» **Data for this exercise**
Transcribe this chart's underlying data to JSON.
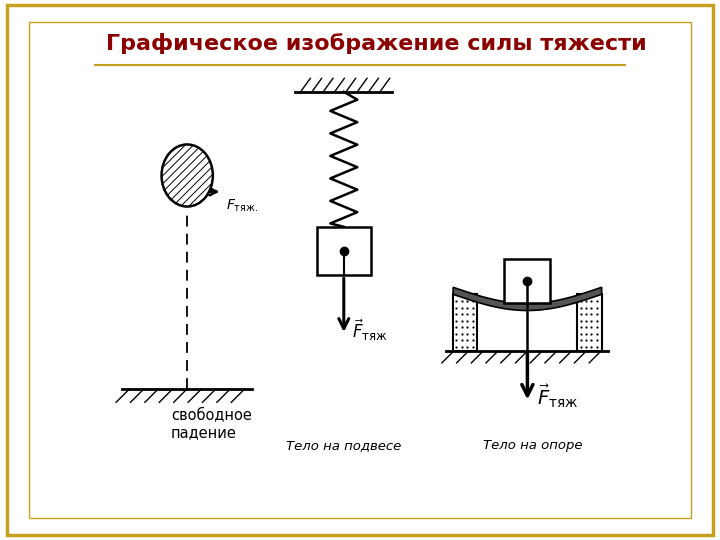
{
  "title": "Графическое изображение силы тяжести",
  "title_color": "#8b0000",
  "title_fontsize": 16,
  "bg_color": "#ffffff",
  "border_color_outer": "#c8a020",
  "border_color_inner": "#c8a020",
  "text_color": "#000000",
  "label1": "свободное\nпадение",
  "label2": "Тело на подвесе",
  "label3": "Тело на опоре",
  "p1x": 1.8,
  "p2x": 4.7,
  "p3x": 8.1
}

» **Required work**
Restate the whole listing above exactly, except for its images.

» **Result of this exercise**
Transcribe this chart's underlying data to JSON.
{
  "title": "Графическое изображение силы тяжести",
  "title_color": "#8b0000",
  "title_fontsize": 16,
  "bg_color": "#ffffff",
  "border_color_outer": "#c8a020",
  "border_color_inner": "#c8a020",
  "text_color": "#000000",
  "label1": "свободное\nпадение",
  "label2": "Тело на подвесе",
  "label3": "Тело на опоре",
  "p1x": 1.8,
  "p2x": 4.7,
  "p3x": 8.1
}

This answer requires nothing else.